Locate each line below that includes "Statements" and reproduce it.

Stored records:
•••

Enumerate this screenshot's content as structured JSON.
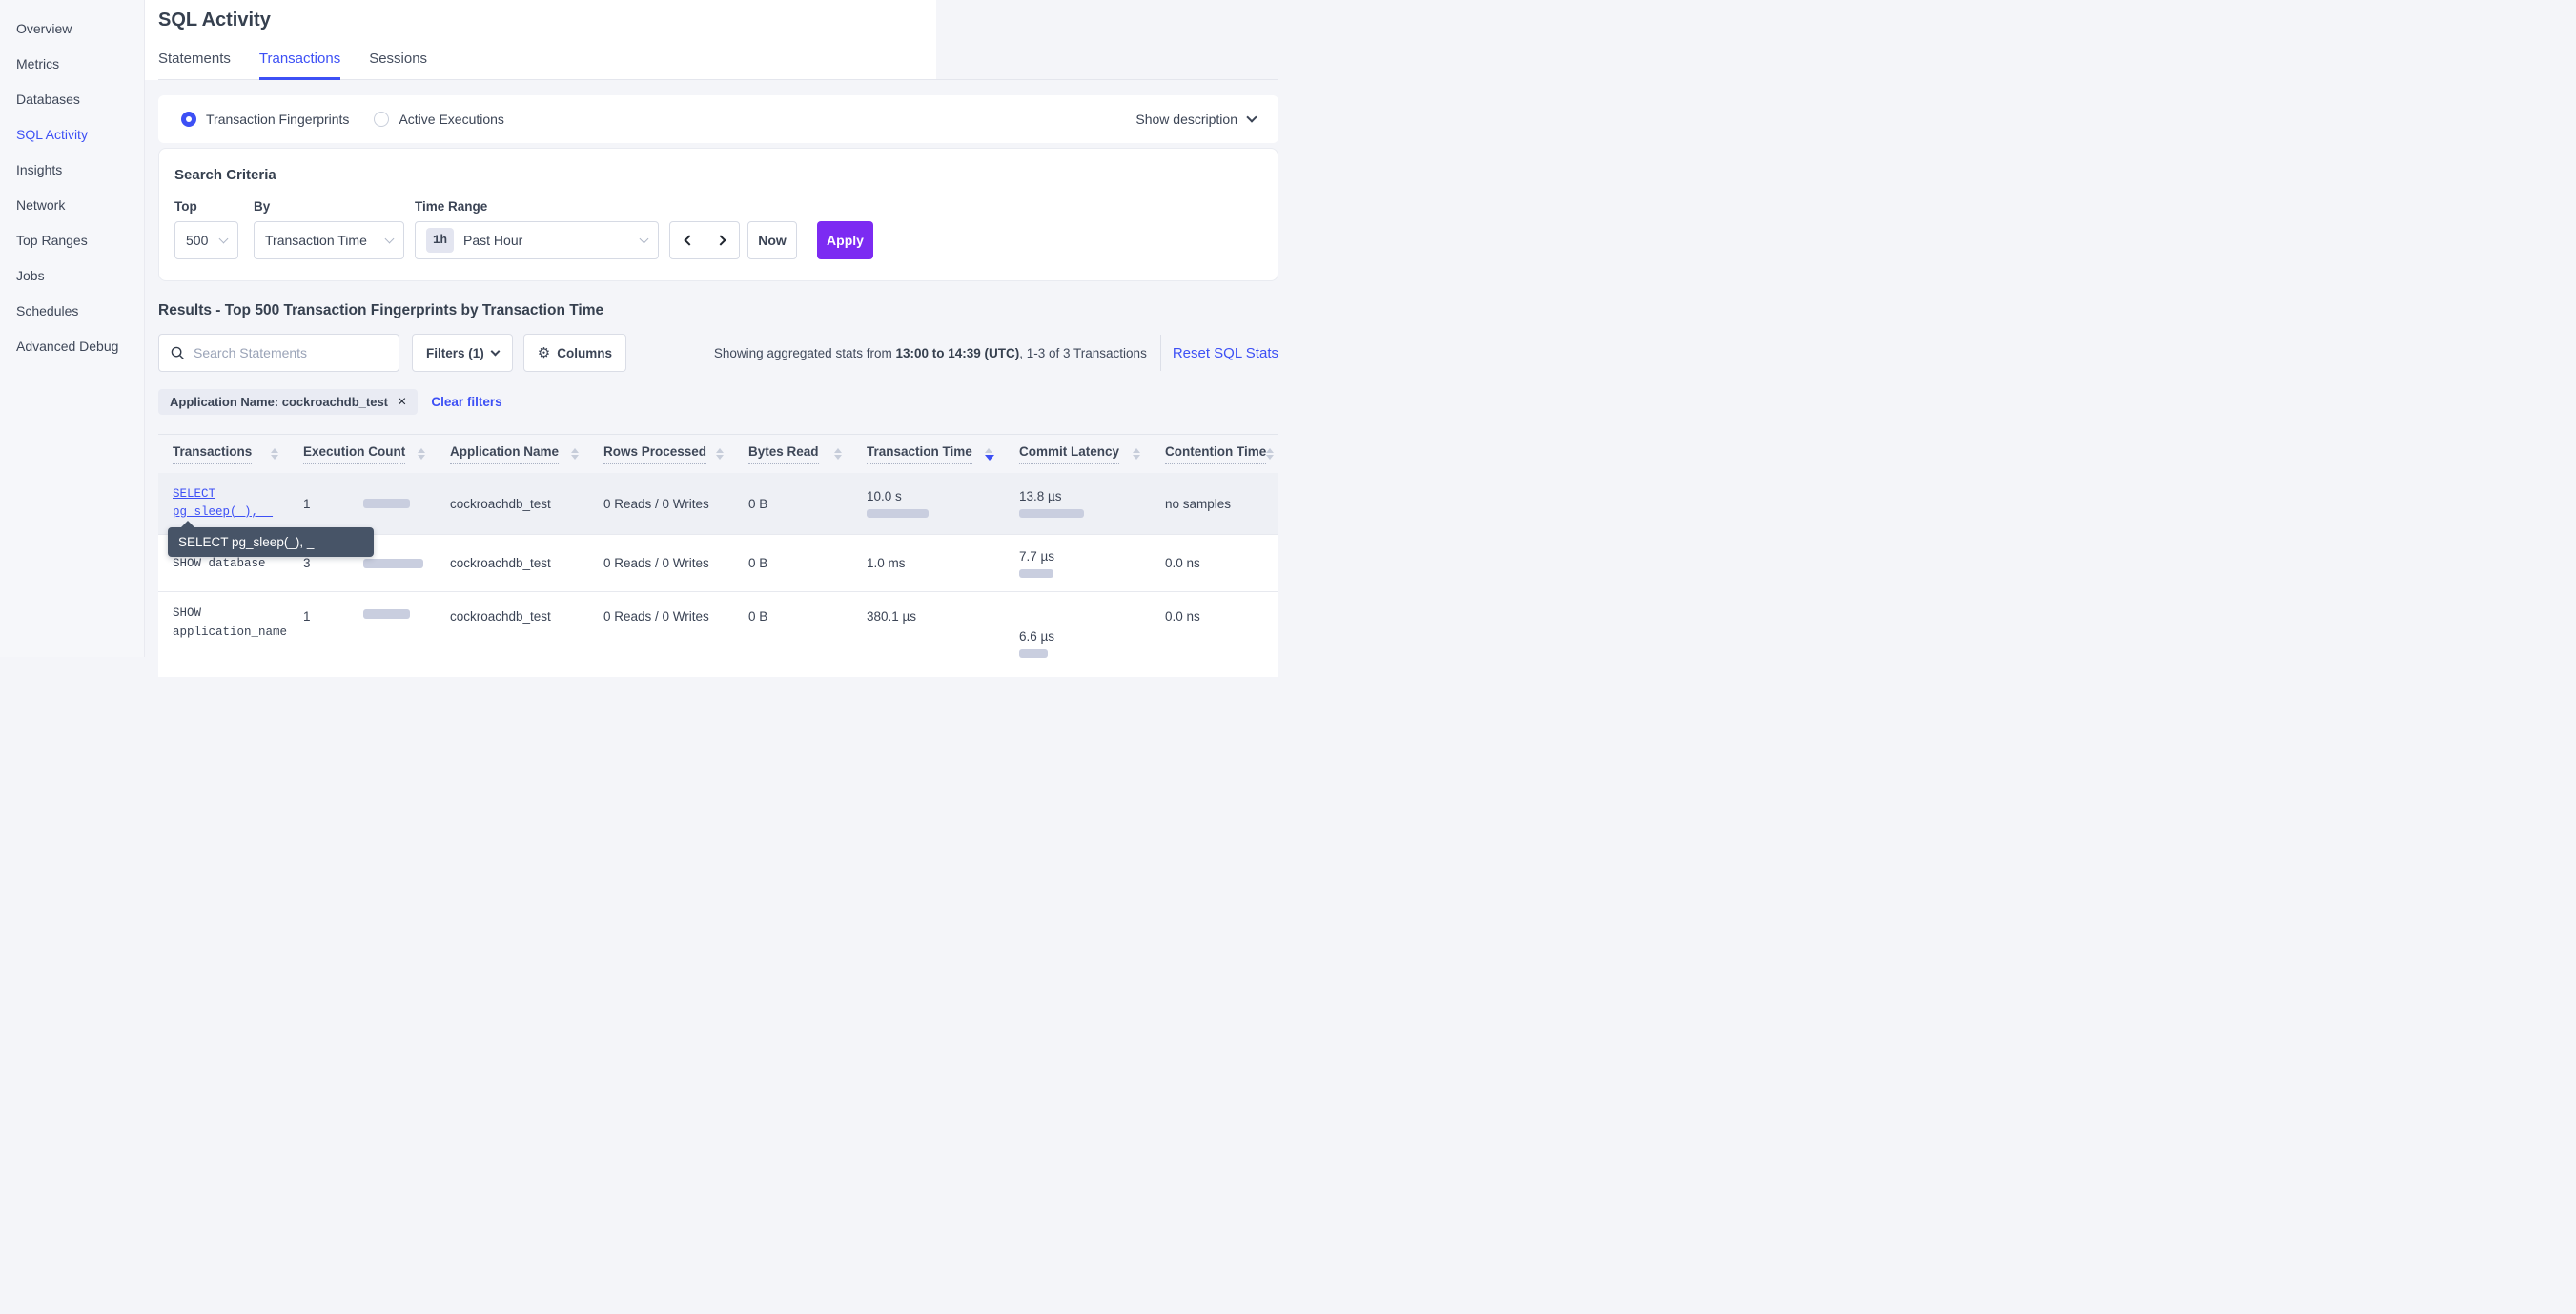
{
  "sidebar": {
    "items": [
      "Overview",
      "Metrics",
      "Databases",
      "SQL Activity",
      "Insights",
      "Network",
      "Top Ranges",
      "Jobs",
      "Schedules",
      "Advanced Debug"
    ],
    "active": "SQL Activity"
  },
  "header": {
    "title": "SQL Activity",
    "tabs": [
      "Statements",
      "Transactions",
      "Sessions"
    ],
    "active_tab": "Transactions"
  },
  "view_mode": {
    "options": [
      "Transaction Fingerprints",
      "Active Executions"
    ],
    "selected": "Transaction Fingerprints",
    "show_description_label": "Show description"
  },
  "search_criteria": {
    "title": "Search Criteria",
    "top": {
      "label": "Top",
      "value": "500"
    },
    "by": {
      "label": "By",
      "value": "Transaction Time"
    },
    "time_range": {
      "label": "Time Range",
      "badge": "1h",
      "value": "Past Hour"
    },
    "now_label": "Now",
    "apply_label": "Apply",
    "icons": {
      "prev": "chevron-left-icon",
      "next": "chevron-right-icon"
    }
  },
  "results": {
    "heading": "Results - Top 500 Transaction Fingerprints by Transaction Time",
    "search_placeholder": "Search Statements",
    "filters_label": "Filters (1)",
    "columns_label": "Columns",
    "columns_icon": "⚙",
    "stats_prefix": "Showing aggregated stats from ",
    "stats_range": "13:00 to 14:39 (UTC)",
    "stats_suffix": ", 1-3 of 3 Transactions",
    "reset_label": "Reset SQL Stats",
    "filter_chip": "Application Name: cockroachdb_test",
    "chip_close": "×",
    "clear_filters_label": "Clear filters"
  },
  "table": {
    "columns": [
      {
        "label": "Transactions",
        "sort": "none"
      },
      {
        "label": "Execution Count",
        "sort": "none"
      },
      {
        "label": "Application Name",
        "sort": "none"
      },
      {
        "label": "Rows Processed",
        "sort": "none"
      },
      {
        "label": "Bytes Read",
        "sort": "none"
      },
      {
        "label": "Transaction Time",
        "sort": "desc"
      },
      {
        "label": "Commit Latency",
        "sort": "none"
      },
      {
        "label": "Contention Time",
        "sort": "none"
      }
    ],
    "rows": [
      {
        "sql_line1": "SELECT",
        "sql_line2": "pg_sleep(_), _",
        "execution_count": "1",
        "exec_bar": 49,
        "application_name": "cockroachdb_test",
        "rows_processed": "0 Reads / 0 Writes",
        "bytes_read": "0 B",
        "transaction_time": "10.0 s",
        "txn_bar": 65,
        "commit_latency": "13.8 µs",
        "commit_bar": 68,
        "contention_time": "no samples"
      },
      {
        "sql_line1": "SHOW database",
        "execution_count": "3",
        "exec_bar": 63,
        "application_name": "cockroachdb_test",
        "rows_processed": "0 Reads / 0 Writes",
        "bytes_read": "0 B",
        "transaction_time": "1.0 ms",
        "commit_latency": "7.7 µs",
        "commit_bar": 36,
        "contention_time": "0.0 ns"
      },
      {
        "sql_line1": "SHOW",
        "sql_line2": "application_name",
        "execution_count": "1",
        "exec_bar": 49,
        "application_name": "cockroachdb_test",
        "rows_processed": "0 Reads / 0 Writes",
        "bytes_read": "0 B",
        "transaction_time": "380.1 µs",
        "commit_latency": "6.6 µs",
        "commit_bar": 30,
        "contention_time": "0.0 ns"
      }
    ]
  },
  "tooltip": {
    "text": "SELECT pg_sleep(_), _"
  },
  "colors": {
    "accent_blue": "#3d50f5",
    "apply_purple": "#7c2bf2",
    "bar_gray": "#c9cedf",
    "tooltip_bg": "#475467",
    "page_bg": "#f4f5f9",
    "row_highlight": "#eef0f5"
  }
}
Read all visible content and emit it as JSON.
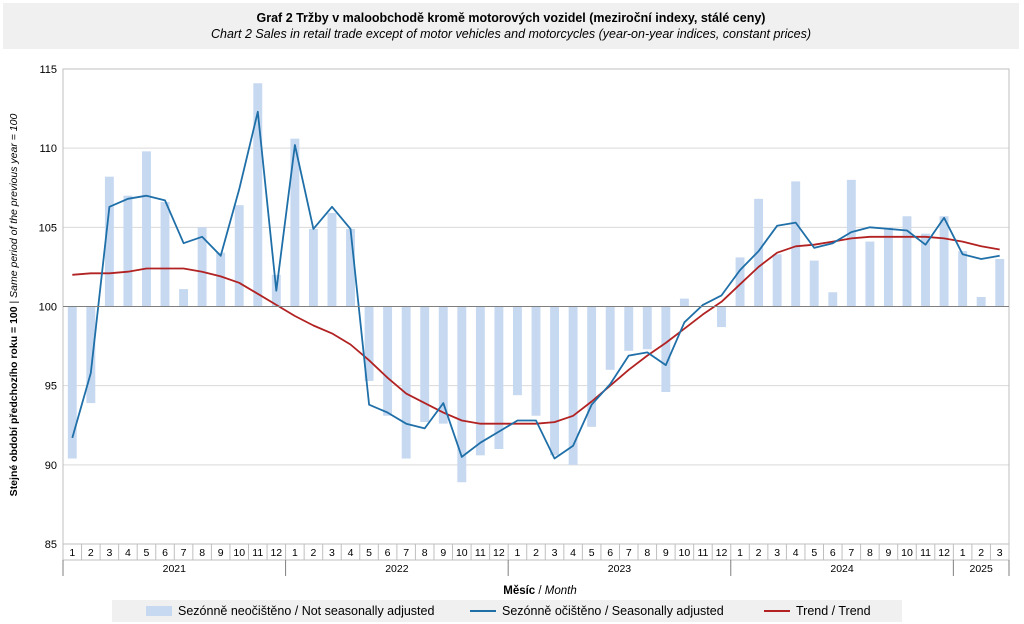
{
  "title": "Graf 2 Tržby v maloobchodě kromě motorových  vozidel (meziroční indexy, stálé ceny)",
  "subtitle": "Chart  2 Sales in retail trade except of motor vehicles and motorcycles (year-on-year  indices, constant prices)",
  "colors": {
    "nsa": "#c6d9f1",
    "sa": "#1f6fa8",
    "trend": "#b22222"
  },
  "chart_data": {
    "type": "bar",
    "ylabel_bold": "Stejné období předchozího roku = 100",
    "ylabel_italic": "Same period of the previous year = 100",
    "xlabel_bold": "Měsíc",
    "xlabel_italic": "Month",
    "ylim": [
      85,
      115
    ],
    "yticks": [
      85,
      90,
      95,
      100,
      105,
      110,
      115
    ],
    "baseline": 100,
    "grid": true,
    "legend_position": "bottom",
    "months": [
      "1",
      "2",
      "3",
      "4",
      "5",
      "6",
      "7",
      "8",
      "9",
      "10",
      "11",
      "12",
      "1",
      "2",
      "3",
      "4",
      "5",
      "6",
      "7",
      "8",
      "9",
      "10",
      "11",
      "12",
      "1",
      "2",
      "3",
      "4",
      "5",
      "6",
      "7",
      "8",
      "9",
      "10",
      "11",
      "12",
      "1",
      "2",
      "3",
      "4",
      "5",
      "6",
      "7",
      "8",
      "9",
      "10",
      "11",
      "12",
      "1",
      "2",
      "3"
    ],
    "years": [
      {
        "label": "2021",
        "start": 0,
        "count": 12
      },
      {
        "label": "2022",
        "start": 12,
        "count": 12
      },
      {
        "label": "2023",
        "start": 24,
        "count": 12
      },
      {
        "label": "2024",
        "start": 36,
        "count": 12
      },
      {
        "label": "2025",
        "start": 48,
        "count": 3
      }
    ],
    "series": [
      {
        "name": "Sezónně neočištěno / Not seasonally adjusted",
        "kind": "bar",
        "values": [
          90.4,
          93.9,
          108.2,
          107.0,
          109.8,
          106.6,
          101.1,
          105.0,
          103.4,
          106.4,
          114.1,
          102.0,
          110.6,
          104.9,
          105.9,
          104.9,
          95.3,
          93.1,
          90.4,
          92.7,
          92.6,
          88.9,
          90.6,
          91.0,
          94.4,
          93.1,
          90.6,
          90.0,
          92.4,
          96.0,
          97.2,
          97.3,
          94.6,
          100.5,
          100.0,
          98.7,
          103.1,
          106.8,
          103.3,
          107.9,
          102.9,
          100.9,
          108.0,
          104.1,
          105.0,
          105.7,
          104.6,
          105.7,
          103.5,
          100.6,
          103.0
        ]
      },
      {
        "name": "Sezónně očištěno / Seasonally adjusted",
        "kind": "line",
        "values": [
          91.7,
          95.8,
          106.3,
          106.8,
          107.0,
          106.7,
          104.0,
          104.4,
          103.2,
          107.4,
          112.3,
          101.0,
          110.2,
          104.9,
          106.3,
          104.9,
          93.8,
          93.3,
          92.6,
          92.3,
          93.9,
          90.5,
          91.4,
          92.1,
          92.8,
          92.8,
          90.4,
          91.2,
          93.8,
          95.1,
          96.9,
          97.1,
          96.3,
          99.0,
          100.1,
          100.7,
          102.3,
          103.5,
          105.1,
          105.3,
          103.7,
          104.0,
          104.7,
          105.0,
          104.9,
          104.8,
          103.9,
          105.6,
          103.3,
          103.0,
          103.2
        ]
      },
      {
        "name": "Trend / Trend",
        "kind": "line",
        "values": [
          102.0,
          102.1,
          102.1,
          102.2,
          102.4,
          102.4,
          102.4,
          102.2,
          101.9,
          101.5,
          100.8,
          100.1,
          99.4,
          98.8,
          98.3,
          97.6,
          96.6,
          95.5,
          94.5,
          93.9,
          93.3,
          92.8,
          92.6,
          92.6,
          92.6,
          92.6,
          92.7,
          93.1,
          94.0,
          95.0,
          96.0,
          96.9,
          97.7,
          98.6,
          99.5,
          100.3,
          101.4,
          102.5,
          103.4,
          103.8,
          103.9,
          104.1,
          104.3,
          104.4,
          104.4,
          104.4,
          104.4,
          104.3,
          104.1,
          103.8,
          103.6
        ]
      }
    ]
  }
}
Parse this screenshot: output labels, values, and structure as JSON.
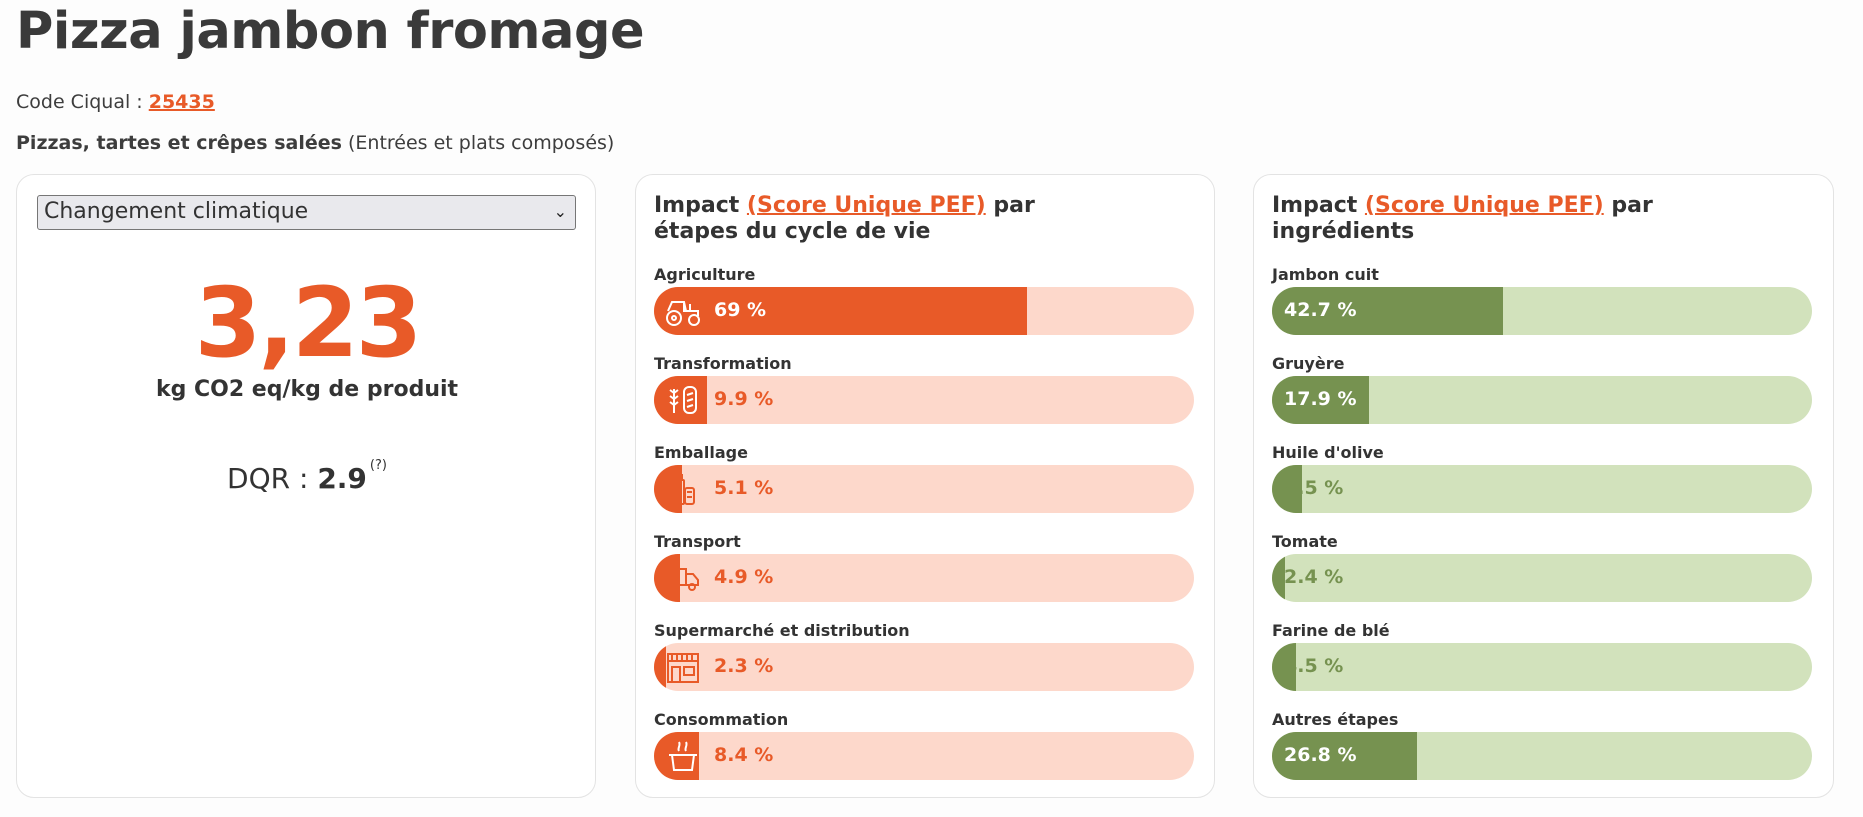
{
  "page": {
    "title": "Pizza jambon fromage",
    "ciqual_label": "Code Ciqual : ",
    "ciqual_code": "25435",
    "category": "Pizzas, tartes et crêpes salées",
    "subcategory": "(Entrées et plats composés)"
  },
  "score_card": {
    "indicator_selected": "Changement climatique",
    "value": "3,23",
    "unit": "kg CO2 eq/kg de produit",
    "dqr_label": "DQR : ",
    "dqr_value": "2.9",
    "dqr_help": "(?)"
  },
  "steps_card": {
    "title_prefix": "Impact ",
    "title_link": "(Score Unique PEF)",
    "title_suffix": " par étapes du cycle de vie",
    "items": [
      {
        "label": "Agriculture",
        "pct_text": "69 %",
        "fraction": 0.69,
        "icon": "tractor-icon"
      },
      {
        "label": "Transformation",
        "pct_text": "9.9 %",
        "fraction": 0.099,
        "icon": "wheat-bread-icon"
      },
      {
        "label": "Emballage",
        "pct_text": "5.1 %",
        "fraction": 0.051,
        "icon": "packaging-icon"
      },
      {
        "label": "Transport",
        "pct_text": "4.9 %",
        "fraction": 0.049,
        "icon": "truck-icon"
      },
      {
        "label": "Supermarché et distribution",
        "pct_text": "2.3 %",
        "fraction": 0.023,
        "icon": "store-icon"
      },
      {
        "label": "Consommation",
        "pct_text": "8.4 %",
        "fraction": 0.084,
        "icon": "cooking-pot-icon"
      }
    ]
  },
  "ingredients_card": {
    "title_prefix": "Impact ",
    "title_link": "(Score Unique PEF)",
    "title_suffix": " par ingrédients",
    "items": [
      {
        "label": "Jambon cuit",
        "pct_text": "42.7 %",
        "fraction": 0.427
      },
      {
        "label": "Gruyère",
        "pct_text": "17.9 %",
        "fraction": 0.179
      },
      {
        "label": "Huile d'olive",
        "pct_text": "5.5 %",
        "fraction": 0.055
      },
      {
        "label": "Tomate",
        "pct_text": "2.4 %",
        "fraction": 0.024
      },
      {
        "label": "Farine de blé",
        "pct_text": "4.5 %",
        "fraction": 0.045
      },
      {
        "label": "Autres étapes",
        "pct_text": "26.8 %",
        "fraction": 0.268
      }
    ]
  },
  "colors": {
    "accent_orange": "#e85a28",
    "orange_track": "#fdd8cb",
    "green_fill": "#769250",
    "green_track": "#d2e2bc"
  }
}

•••

WRITTEN ANSWER -
      "Statements",
    "search_placeholder": "Search Statements",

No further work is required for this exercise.